■ Directions for this task:
The entries below must be copied exactly as they are.

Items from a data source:
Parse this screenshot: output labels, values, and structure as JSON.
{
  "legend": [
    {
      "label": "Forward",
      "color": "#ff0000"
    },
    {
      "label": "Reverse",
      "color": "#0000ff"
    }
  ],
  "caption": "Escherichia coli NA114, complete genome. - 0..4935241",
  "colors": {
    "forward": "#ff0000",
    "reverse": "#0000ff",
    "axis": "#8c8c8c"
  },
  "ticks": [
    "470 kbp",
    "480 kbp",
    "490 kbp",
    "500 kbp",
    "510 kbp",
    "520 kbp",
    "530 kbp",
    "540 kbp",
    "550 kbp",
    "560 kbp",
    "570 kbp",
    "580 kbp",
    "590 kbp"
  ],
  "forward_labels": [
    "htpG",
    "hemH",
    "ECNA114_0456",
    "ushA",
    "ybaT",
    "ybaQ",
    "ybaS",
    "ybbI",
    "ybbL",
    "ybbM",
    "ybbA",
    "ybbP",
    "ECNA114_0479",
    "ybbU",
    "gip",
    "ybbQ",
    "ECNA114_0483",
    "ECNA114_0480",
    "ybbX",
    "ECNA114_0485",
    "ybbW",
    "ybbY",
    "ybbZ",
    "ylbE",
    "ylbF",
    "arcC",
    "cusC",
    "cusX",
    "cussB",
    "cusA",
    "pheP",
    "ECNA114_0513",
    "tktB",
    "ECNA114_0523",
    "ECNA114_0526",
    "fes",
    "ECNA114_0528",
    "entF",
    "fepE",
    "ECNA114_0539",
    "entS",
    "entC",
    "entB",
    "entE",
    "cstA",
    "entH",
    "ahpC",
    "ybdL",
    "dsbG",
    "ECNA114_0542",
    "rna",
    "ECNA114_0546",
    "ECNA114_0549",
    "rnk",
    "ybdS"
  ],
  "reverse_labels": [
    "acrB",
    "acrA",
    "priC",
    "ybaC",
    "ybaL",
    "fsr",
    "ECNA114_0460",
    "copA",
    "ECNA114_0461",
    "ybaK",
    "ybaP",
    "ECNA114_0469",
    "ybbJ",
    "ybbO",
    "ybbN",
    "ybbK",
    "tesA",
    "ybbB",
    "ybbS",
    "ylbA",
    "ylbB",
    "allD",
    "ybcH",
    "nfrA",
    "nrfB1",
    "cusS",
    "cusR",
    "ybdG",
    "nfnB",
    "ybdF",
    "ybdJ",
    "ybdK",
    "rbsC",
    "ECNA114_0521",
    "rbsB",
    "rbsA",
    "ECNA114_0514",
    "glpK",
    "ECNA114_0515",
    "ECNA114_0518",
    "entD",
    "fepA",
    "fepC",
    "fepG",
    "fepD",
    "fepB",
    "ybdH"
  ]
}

■ Answer for the task:
Parse this screenshot: output labels, values, and structure as JSON.
{
  "legend": [
    {
      "label": "Forward",
      "color": "#ff0000"
    },
    {
      "label": "Reverse",
      "color": "#0000ff"
    }
  ],
  "caption": "Escherichia coli NA114, complete genome. - 0..4935241",
  "colors": {
    "forward": "#ff0000",
    "reverse": "#0000ff",
    "axis": "#8c8c8c"
  },
  "ticks": [
    "470 kbp",
    "480 kbp",
    "490 kbp",
    "500 kbp",
    "510 kbp",
    "520 kbp",
    "530 kbp",
    "540 kbp",
    "550 kbp",
    "560 kbp",
    "570 kbp",
    "580 kbp",
    "590 kbp"
  ],
  "forward_labels": [
    "htpG",
    "hemH",
    "ECNA114_0456",
    "ushA",
    "ybaT",
    "ybaQ",
    "ybaS",
    "ybbI",
    "ybbL",
    "ybbM",
    "ybbA",
    "ybbP",
    "ECNA114_0479",
    "ybbU",
    "gip",
    "ybbQ",
    "ECNA114_0483",
    "ECNA114_0480",
    "ybbX",
    "ECNA114_0485",
    "ybbW",
    "ybbY",
    "ybbZ",
    "ylbE",
    "ylbF",
    "arcC",
    "cusC",
    "cusX",
    "cussB",
    "cusA",
    "pheP",
    "ECNA114_0513",
    "tktB",
    "ECNA114_0523",
    "ECNA114_0526",
    "fes",
    "ECNA114_0528",
    "entF",
    "fepE",
    "ECNA114_0539",
    "entS",
    "entC",
    "entB",
    "entE",
    "cstA",
    "entH",
    "ahpC",
    "ybdL",
    "dsbG",
    "ECNA114_0542",
    "rna",
    "ECNA114_0546",
    "ECNA114_0549",
    "rnk",
    "ybdS"
  ],
  "reverse_labels": [
    "acrB",
    "acrA",
    "priC",
    "ybaC",
    "ybaL",
    "fsr",
    "ECNA114_0460",
    "copA",
    "ECNA114_0461",
    "ybaK",
    "ybaP",
    "ECNA114_0469",
    "ybbJ",
    "ybbO",
    "ybbN",
    "ybbK",
    "tesA",
    "ybbB",
    "ybbS",
    "ylbA",
    "ylbB",
    "allD",
    "ybcH",
    "nfrA",
    "nrfB1",
    "cusS",
    "cusR",
    "ybdG",
    "nfnB",
    "ybdF",
    "ybdJ",
    "ybdK",
    "rbsC",
    "ECNA114_0521",
    "rbsB",
    "rbsA",
    "ECNA114_0514",
    "glpK",
    "ECNA114_0515",
    "ECNA114_0518",
    "entD",
    "fepA",
    "fepC",
    "fepG",
    "fepD",
    "fepB",
    "ybdH"
  ]
}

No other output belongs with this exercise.